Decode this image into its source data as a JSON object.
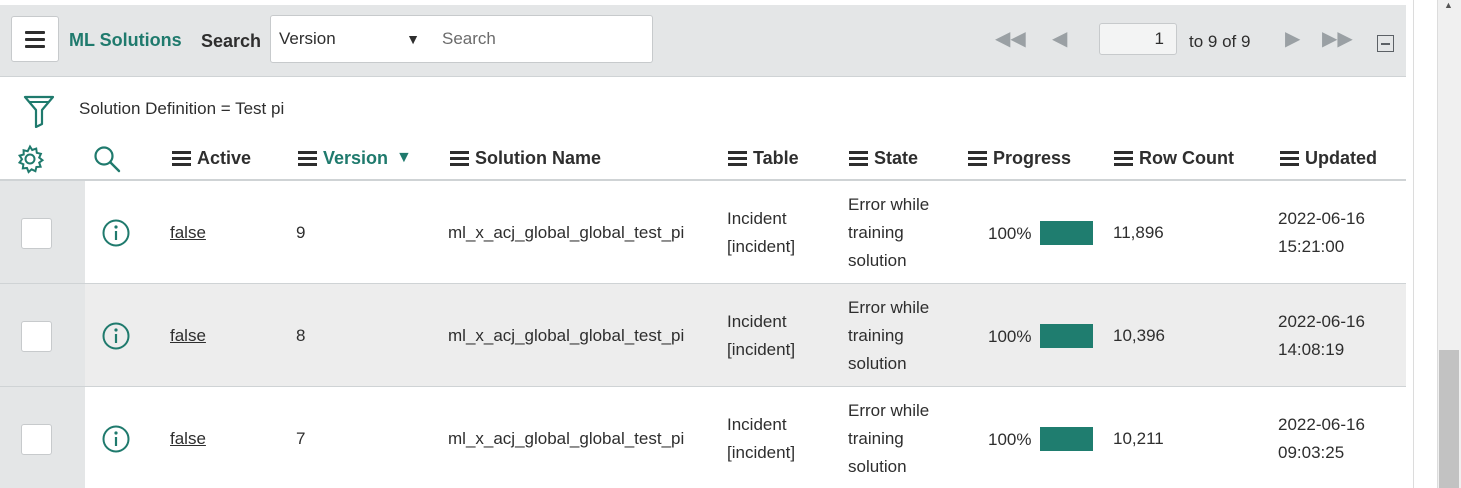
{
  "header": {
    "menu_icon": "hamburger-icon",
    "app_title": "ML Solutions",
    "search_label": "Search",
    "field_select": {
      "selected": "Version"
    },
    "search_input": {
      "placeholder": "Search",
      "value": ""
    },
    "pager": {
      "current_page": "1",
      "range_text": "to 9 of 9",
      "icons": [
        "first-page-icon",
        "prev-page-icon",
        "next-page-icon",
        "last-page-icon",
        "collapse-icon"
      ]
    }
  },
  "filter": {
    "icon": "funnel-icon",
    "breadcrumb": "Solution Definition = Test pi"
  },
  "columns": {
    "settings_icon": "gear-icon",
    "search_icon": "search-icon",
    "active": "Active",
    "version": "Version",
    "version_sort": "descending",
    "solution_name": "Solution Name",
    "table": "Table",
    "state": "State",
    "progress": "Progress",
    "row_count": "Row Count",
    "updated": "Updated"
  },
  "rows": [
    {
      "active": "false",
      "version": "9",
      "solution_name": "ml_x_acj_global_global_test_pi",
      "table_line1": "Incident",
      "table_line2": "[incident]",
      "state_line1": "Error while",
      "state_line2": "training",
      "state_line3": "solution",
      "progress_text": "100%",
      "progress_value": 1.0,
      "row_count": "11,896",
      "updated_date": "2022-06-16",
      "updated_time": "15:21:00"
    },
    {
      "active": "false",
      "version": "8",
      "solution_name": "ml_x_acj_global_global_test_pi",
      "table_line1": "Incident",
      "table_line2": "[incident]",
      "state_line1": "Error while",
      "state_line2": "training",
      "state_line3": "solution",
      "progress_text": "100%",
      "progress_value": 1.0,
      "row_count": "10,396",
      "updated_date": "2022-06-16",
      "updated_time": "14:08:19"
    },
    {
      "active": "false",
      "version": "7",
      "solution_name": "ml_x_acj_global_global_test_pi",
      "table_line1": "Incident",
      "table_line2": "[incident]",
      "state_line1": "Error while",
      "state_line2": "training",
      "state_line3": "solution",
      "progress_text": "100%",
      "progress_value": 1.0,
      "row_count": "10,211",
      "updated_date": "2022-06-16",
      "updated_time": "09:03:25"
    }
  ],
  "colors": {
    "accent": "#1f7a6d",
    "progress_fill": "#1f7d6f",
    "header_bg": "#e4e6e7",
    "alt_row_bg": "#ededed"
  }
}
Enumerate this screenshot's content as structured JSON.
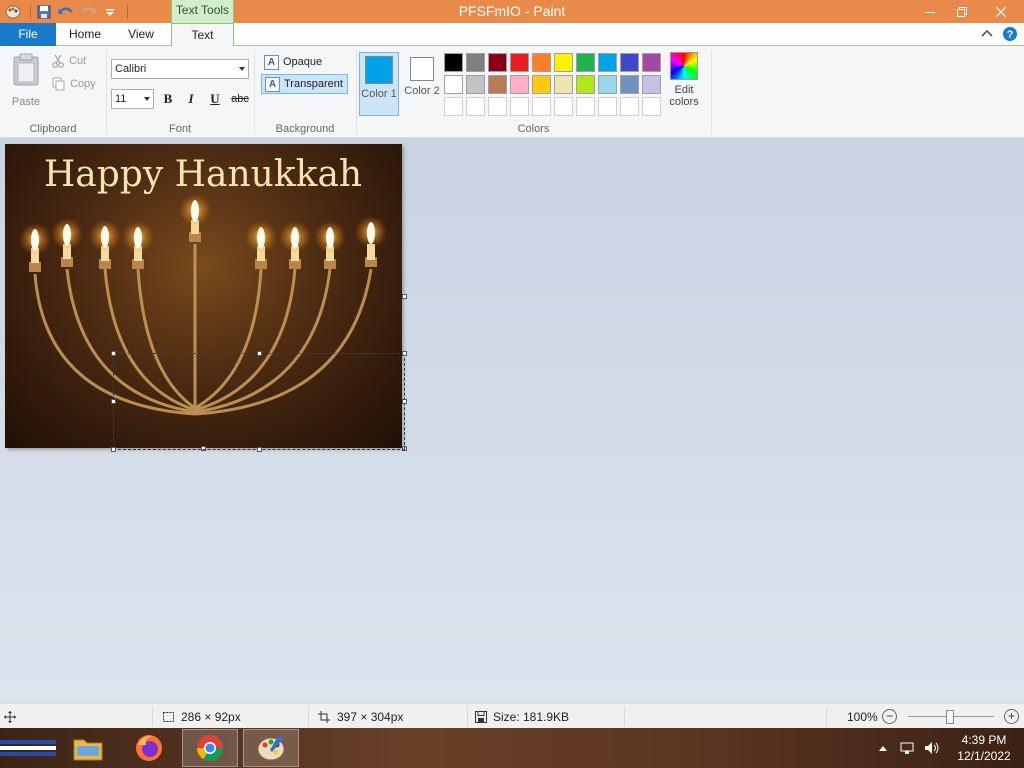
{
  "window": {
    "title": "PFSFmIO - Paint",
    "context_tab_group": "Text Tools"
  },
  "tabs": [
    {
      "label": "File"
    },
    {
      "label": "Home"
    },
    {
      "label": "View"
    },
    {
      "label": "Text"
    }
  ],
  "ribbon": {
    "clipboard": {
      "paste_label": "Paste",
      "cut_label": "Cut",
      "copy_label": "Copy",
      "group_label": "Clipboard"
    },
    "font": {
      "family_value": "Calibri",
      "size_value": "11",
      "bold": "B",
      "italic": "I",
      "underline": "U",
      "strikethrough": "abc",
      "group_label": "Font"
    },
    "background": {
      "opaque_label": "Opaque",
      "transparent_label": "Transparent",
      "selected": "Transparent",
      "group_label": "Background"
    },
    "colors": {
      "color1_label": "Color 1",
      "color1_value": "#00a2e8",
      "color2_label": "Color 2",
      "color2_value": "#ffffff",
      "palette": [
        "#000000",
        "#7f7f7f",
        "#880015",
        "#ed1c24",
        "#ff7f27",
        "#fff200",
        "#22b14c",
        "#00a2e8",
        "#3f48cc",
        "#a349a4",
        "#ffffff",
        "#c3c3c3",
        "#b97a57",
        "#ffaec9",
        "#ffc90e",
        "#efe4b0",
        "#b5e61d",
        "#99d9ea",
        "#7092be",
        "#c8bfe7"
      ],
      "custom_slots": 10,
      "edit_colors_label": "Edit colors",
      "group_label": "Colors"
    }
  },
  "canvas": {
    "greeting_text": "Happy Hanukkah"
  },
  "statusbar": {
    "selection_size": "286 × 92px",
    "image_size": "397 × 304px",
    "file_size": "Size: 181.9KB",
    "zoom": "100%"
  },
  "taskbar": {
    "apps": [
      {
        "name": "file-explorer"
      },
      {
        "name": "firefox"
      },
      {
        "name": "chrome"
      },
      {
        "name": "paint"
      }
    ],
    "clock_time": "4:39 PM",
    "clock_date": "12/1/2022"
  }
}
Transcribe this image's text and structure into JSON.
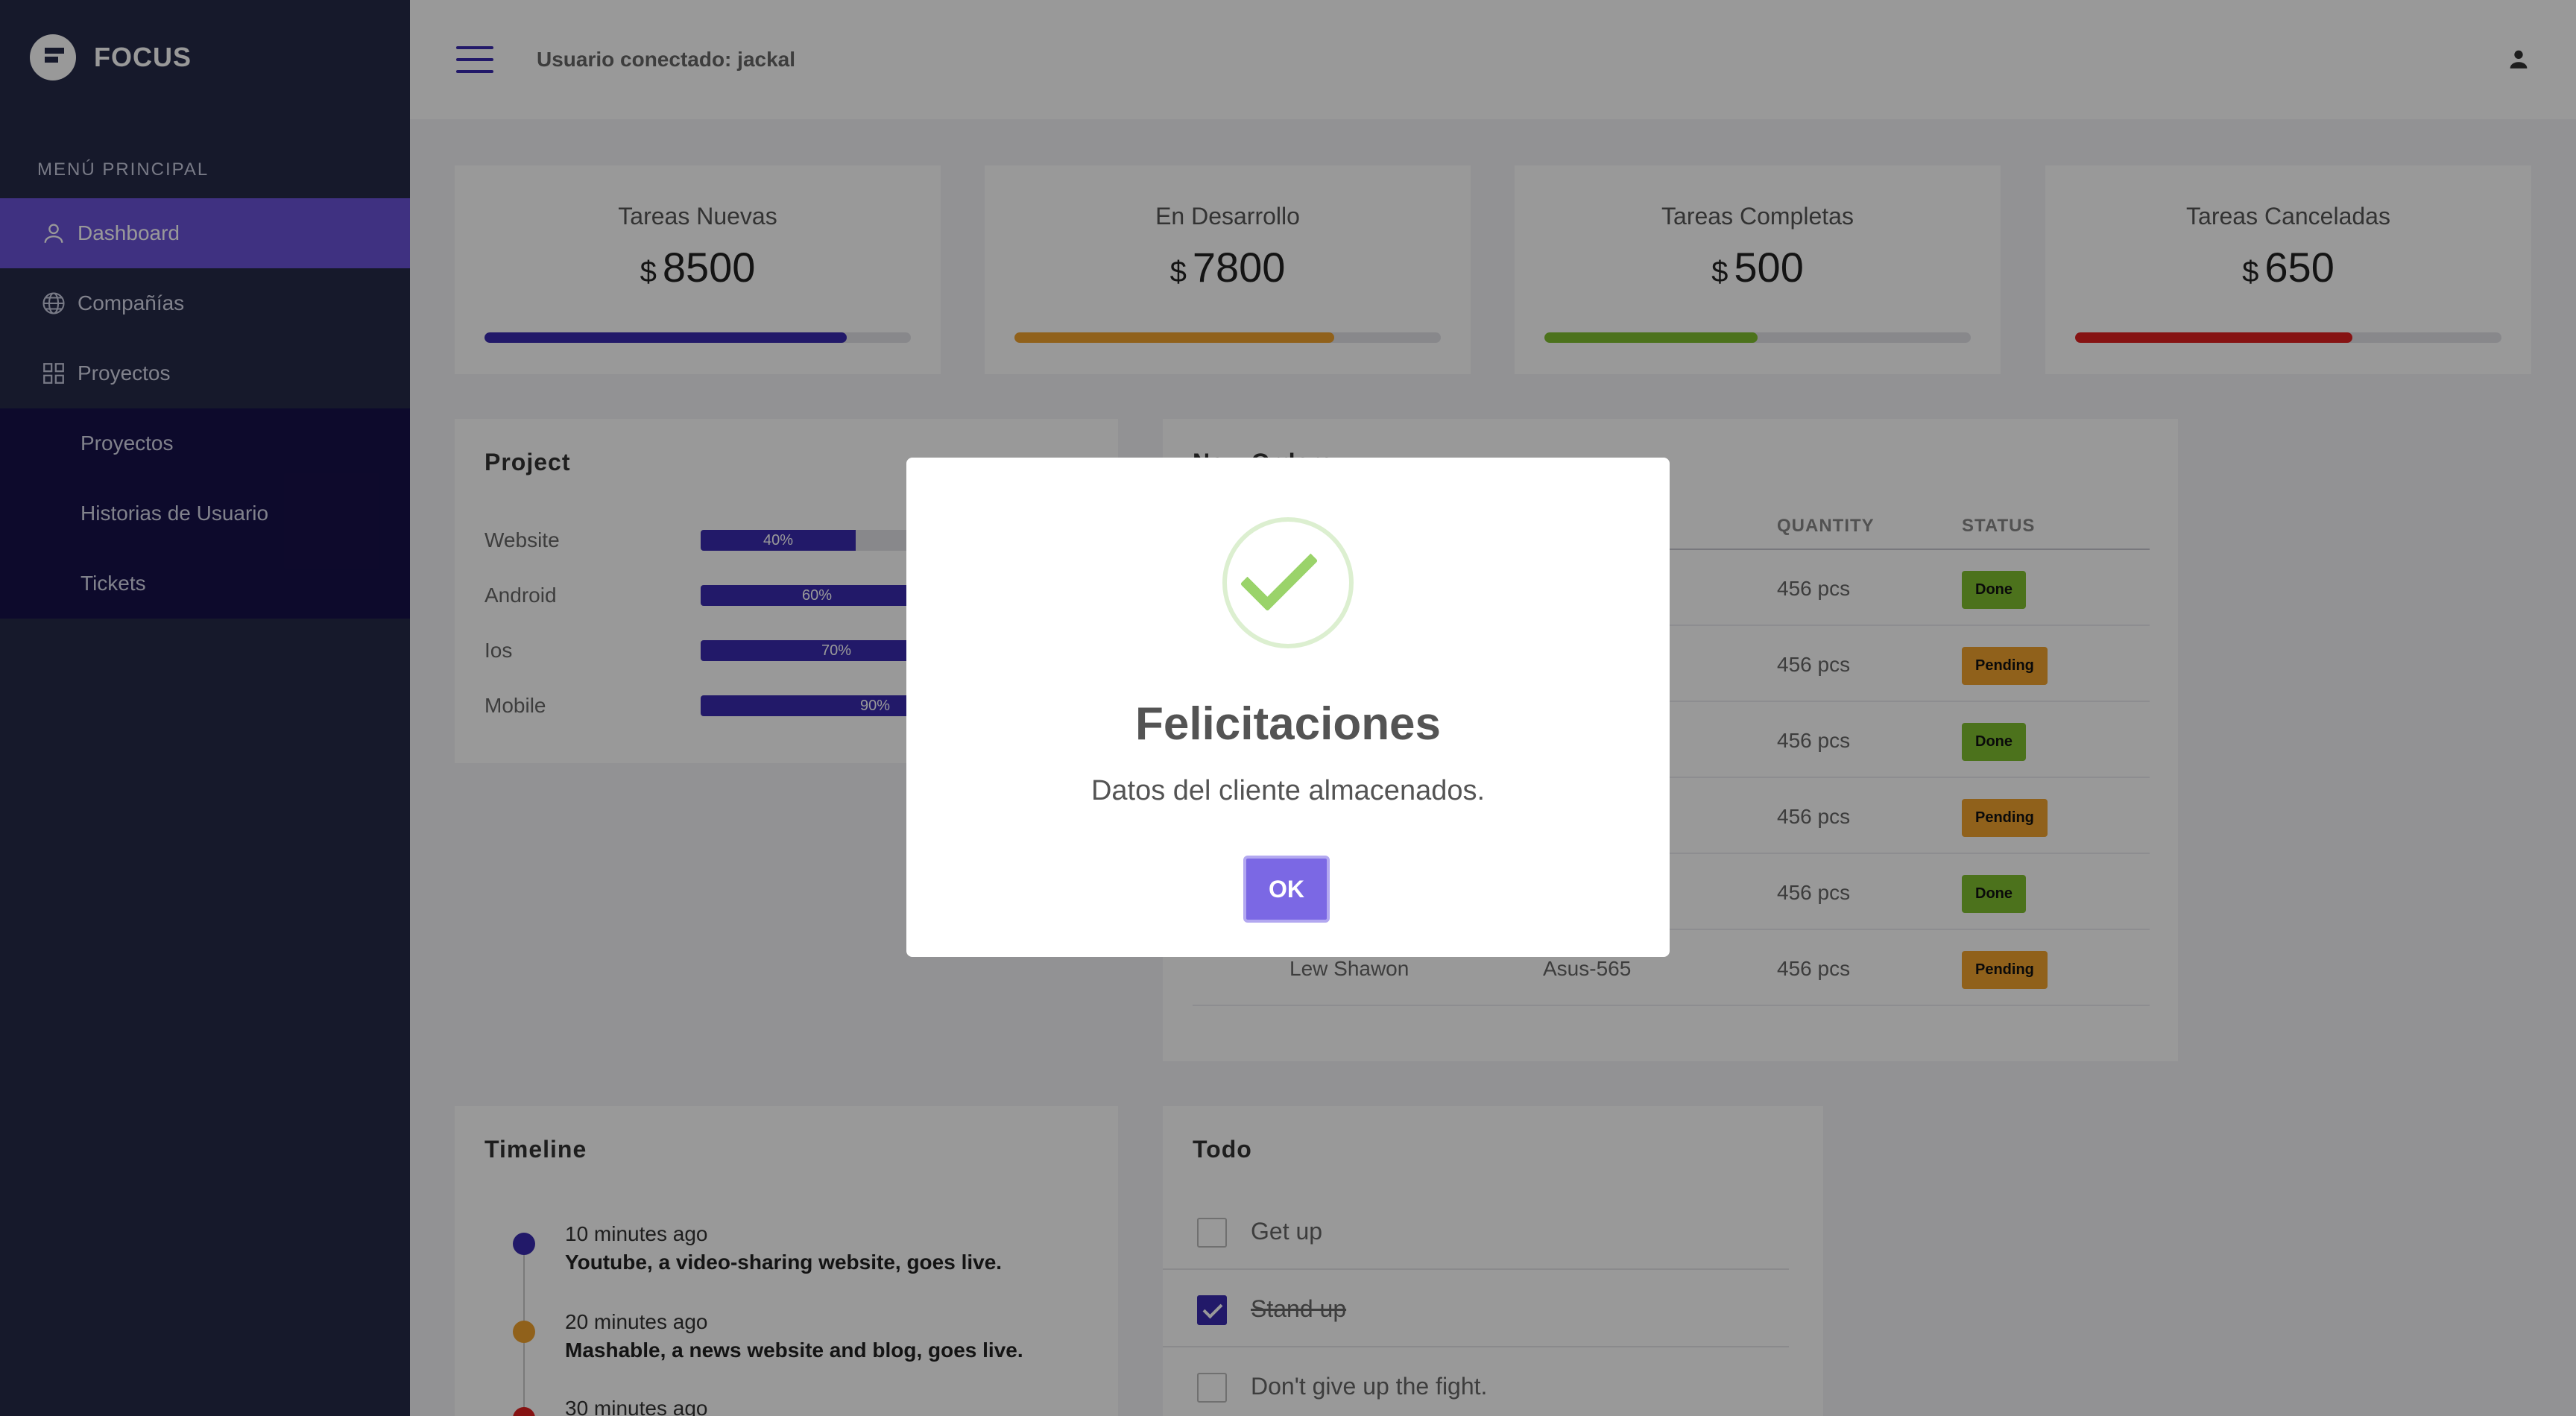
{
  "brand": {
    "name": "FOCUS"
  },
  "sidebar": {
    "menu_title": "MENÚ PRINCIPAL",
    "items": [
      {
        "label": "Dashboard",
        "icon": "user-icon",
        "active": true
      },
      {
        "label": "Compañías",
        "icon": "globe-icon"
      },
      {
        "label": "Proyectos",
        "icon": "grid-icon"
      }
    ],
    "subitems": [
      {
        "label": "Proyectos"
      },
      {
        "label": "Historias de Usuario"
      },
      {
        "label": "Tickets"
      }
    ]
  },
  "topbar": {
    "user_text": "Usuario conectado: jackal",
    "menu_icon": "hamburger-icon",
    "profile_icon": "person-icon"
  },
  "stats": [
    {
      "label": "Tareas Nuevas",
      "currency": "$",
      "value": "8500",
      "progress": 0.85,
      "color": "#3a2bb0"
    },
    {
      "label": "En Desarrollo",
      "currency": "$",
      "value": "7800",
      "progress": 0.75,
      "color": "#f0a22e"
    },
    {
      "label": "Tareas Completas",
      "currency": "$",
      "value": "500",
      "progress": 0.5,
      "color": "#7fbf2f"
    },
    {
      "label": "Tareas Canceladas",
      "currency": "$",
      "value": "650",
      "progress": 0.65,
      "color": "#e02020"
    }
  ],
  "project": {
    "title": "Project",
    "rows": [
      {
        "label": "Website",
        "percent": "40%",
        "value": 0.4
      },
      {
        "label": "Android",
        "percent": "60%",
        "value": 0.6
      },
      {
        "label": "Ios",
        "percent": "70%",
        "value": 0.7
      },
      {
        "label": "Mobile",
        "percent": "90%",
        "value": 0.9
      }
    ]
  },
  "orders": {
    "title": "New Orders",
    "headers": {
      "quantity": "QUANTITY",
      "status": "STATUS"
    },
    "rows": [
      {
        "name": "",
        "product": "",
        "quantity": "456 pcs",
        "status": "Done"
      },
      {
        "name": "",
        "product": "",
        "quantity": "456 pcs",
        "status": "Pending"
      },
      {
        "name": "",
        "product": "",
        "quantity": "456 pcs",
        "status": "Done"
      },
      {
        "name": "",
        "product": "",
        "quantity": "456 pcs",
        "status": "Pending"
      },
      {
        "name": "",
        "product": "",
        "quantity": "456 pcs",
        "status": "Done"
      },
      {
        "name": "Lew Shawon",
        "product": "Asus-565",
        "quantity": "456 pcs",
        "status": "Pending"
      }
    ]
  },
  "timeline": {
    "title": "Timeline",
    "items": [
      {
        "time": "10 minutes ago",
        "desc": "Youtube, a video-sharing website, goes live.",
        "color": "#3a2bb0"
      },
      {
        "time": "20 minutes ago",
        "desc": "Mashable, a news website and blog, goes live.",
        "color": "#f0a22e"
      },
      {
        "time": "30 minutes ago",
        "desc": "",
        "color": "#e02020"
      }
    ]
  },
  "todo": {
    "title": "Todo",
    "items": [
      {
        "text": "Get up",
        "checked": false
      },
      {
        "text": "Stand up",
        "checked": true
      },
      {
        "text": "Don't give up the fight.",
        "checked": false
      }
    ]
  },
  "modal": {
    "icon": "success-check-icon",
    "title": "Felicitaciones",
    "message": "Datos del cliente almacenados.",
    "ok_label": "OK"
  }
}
* * *
(Problem to work on) Repeat verbatim all the material, but not the pictures.

(Exercise answer)
Decode this image into its source data as a JSON object.
{
  "header": {
    "menu_icon": "hamburger-icon",
    "app_title": "ML Solutions",
    "search_label": "Search",
    "field_select": {
      "selected": "Version"
    },
    "search_input": {
      "placeholder": "Search",
      "value": ""
    },
    "pager": {
      "current_page": "1",
      "range_text": "to 9 of 9",
      "icons": [
        "first-page-icon",
        "prev-page-icon",
        "next-page-icon",
        "last-page-icon",
        "collapse-icon"
      ]
    }
  },
  "filter": {
    "icon": "funnel-icon",
    "breadcrumb": "Solution Definition = Test pi"
  },
  "columns": {
    "settings_icon": "gear-icon",
    "search_icon": "search-icon",
    "active": "Active",
    "version": "Version",
    "version_sort": "descending",
    "solution_name": "Solution Name",
    "table": "Table",
    "state": "State",
    "progress": "Progress",
    "row_count": "Row Count",
    "updated": "Updated"
  },
  "rows": [
    {
      "active": "false",
      "version": "9",
      "solution_name": "ml_x_acj_global_global_test_pi",
      "table_line1": "Incident",
      "table_line2": "[incident]",
      "state_line1": "Error while",
      "state_line2": "training",
      "state_line3": "solution",
      "progress_text": "100%",
      "progress_value": 1.0,
      "row_count": "11,896",
      "updated_date": "2022-06-16",
      "updated_time": "15:21:00"
    },
    {
      "active": "false",
      "version": "8",
      "solution_name": "ml_x_acj_global_global_test_pi",
      "table_line1": "Incident",
      "table_line2": "[incident]",
      "state_line1": "Error while",
      "state_line2": "training",
      "state_line3": "solution",
      "progress_text": "100%",
      "progress_value": 1.0,
      "row_count": "10,396",
      "updated_date": "2022-06-16",
      "updated_time": "14:08:19"
    },
    {
      "active": "false",
      "version": "7",
      "solution_name": "ml_x_acj_global_global_test_pi",
      "table_line1": "Incident",
      "table_line2": "[incident]",
      "state_line1": "Error while",
      "state_line2": "training",
      "state_line3": "solution",
      "progress_text": "100%",
      "progress_value": 1.0,
      "row_count": "10,211",
      "updated_date": "2022-06-16",
      "updated_time": "09:03:25"
    }
  ],
  "colors": {
    "accent": "#1f7a6d",
    "progress_fill": "#1f7d6f",
    "header_bg": "#e4e6e7",
    "alt_row_bg": "#ededed"
  }
}
Enumerate this screenshot's content as structured JSON.
{
  "window": {
    "title": "PFSFmIO - Paint",
    "context_tab_group": "Text Tools"
  },
  "tabs": [
    {
      "label": "File"
    },
    {
      "label": "Home"
    },
    {
      "label": "View"
    },
    {
      "label": "Text"
    }
  ],
  "ribbon": {
    "clipboard": {
      "paste_label": "Paste",
      "cut_label": "Cut",
      "copy_label": "Copy",
      "group_label": "Clipboard"
    },
    "font": {
      "family_value": "Calibri",
      "size_value": "11",
      "bold": "B",
      "italic": "I",
      "underline": "U",
      "strikethrough": "abc",
      "group_label": "Font"
    },
    "background": {
      "opaque_label": "Opaque",
      "transparent_label": "Transparent",
      "selected": "Transparent",
      "group_label": "Background"
    },
    "colors": {
      "color1_label": "Color 1",
      "color1_value": "#00a2e8",
      "color2_label": "Color 2",
      "color2_value": "#ffffff",
      "palette": [
        "#000000",
        "#7f7f7f",
        "#880015",
        "#ed1c24",
        "#ff7f27",
        "#fff200",
        "#22b14c",
        "#00a2e8",
        "#3f48cc",
        "#a349a4",
        "#ffffff",
        "#c3c3c3",
        "#b97a57",
        "#ffaec9",
        "#ffc90e",
        "#efe4b0",
        "#b5e61d",
        "#99d9ea",
        "#7092be",
        "#c8bfe7"
      ],
      "custom_slots": 10,
      "edit_colors_label": "Edit colors",
      "group_label": "Colors"
    }
  },
  "canvas": {
    "greeting_text": "Happy Hanukkah"
  },
  "statusbar": {
    "selection_size": "286 × 92px",
    "image_size": "397 × 304px",
    "file_size": "Size: 181.9KB",
    "zoom": "100%"
  },
  "taskbar": {
    "apps": [
      {
        "name": "file-explorer"
      },
      {
        "name": "firefox"
      },
      {
        "name": "chrome"
      },
      {
        "name": "paint"
      }
    ],
    "clock_time": "4:39 PM",
    "clock_date": "12/1/2022"
  }
}
Transcribe this image's text and structure into JSON.
{
  "brand": {
    "name": "FOCUS"
  },
  "sidebar": {
    "menu_title": "MENÚ PRINCIPAL",
    "items": [
      {
        "label": "Dashboard",
        "icon": "user-icon",
        "active": true
      },
      {
        "label": "Compañías",
        "icon": "globe-icon"
      },
      {
        "label": "Proyectos",
        "icon": "grid-icon"
      }
    ],
    "subitems": [
      {
        "label": "Proyectos"
      },
      {
        "label": "Historias de Usuario"
      },
      {
        "label": "Tickets"
      }
    ]
  },
  "topbar": {
    "user_text": "Usuario conectado: jackal",
    "menu_icon": "hamburger-icon",
    "profile_icon": "person-icon"
  },
  "stats": [
    {
      "label": "Tareas Nuevas",
      "currency": "$",
      "value": "8500",
      "progress": 0.85,
      "color": "#3a2bb0"
    },
    {
      "label": "En Desarrollo",
      "currency": "$",
      "value": "7800",
      "progress": 0.75,
      "color": "#f0a22e"
    },
    {
      "label": "Tareas Completas",
      "currency": "$",
      "value": "500",
      "progress": 0.5,
      "color": "#7fbf2f"
    },
    {
      "label": "Tareas Canceladas",
      "currency": "$",
      "value": "650",
      "progress": 0.65,
      "color": "#e02020"
    }
  ],
  "project": {
    "title": "Project",
    "rows": [
      {
        "label": "Website",
        "percent": "40%",
        "value": 0.4
      },
      {
        "label": "Android",
        "percent": "60%",
        "value": 0.6
      },
      {
        "label": "Ios",
        "percent": "70%",
        "value": 0.7
      },
      {
        "label": "Mobile",
        "percent": "90%",
        "value": 0.9
      }
    ]
  },
  "orders": {
    "title": "New Orders",
    "headers": {
      "quantity": "QUANTITY",
      "status": "STATUS"
    },
    "rows": [
      {
        "name": "",
        "product": "",
        "quantity": "456 pcs",
        "status": "Done"
      },
      {
        "name": "",
        "product": "",
        "quantity": "456 pcs",
        "status": "Pending"
      },
      {
        "name": "",
        "product": "",
        "quantity": "456 pcs",
        "status": "Done"
      },
      {
        "name": "",
        "product": "",
        "quantity": "456 pcs",
        "status": "Pending"
      },
      {
        "name": "",
        "product": "",
        "quantity": "456 pcs",
        "status": "Done"
      },
      {
        "name": "Lew Shawon",
        "product": "Asus-565",
        "quantity": "456 pcs",
        "status": "Pending"
      }
    ]
  },
  "timeline": {
    "title": "Timeline",
    "items": [
      {
        "time": "10 minutes ago",
        "desc": "Youtube, a video-sharing website, goes live.",
        "color": "#3a2bb0"
      },
      {
        "time": "20 minutes ago",
        "desc": "Mashable, a news website and blog, goes live.",
        "color": "#f0a22e"
      },
      {
        "time": "30 minutes ago",
        "desc": "",
        "color": "#e02020"
      }
    ]
  },
  "todo": {
    "title": "Todo",
    "items": [
      {
        "text": "Get up",
        "checked": false
      },
      {
        "text": "Stand up",
        "checked": true
      },
      {
        "text": "Don't give up the fight.",
        "checked": false
      }
    ]
  },
  "modal": {
    "icon": "success-check-icon",
    "title": "Felicitaciones",
    "message": "Datos del cliente almacenados.",
    "ok_label": "OK"
  }
}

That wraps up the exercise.